→ Problem details
Transcribe the records that follow, preserving every word.

* start Dataset extract *

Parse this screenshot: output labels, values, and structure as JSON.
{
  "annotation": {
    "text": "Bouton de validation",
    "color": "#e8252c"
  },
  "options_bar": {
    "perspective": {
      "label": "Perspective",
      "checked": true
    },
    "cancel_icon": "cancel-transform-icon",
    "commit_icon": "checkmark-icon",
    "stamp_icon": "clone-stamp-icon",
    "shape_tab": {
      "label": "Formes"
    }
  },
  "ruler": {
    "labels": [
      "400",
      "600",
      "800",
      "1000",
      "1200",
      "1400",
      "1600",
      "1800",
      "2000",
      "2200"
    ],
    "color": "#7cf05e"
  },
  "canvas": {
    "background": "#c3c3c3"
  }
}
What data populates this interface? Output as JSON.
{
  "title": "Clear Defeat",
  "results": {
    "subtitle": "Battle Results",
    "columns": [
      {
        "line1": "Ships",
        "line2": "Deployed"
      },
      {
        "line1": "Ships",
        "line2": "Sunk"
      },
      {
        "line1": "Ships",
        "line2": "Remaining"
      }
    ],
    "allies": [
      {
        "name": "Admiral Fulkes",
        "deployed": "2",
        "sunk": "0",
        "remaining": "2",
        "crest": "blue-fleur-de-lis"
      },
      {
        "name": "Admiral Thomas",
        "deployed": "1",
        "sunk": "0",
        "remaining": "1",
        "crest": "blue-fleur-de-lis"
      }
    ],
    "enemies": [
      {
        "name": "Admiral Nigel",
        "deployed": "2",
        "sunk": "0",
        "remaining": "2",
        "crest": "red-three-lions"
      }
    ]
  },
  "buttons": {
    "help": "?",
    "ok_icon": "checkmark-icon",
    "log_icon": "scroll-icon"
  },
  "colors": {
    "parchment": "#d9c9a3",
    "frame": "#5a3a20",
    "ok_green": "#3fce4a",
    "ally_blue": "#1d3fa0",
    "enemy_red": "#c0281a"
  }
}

* end Dataset extract *

→ Task answer
Parse this screenshot: output labels, values, and structure as JSON.
{
  "annotation": {
    "text": "Bouton de validation",
    "color": "#e8252c"
  },
  "options_bar": {
    "perspective": {
      "label": "Perspective",
      "checked": true
    },
    "cancel_icon": "cancel-transform-icon",
    "commit_icon": "checkmark-icon",
    "stamp_icon": "clone-stamp-icon",
    "shape_tab": {
      "label": "Formes"
    }
  },
  "ruler": {
    "labels": [
      "400",
      "600",
      "800",
      "1000",
      "1200",
      "1400",
      "1600",
      "1800",
      "2000",
      "2200"
    ],
    "color": "#7cf05e"
  },
  "canvas": {
    "background": "#c3c3c3"
  }
}
What data populates this interface? Output as JSON.
{
  "title": "Clear Defeat",
  "results": {
    "subtitle": "Battle Results",
    "columns": [
      {
        "line1": "Ships",
        "line2": "Deployed"
      },
      {
        "line1": "Ships",
        "line2": "Sunk"
      },
      {
        "line1": "Ships",
        "line2": "Remaining"
      }
    ],
    "allies": [
      {
        "name": "Admiral Fulkes",
        "deployed": "2",
        "sunk": "0",
        "remaining": "2",
        "crest": "blue-fleur-de-lis"
      },
      {
        "name": "Admiral Thomas",
        "deployed": "1",
        "sunk": "0",
        "remaining": "1",
        "crest": "blue-fleur-de-lis"
      }
    ],
    "enemies": [
      {
        "name": "Admiral Nigel",
        "deployed": "2",
        "sunk": "0",
        "remaining": "2",
        "crest": "red-three-lions"
      }
    ]
  },
  "buttons": {
    "help": "?",
    "ok_icon": "checkmark-icon",
    "log_icon": "scroll-icon"
  },
  "colors": {
    "parchment": "#d9c9a3",
    "frame": "#5a3a20",
    "ok_green": "#3fce4a",
    "ally_blue": "#1d3fa0",
    "enemy_red": "#c0281a"
  }
}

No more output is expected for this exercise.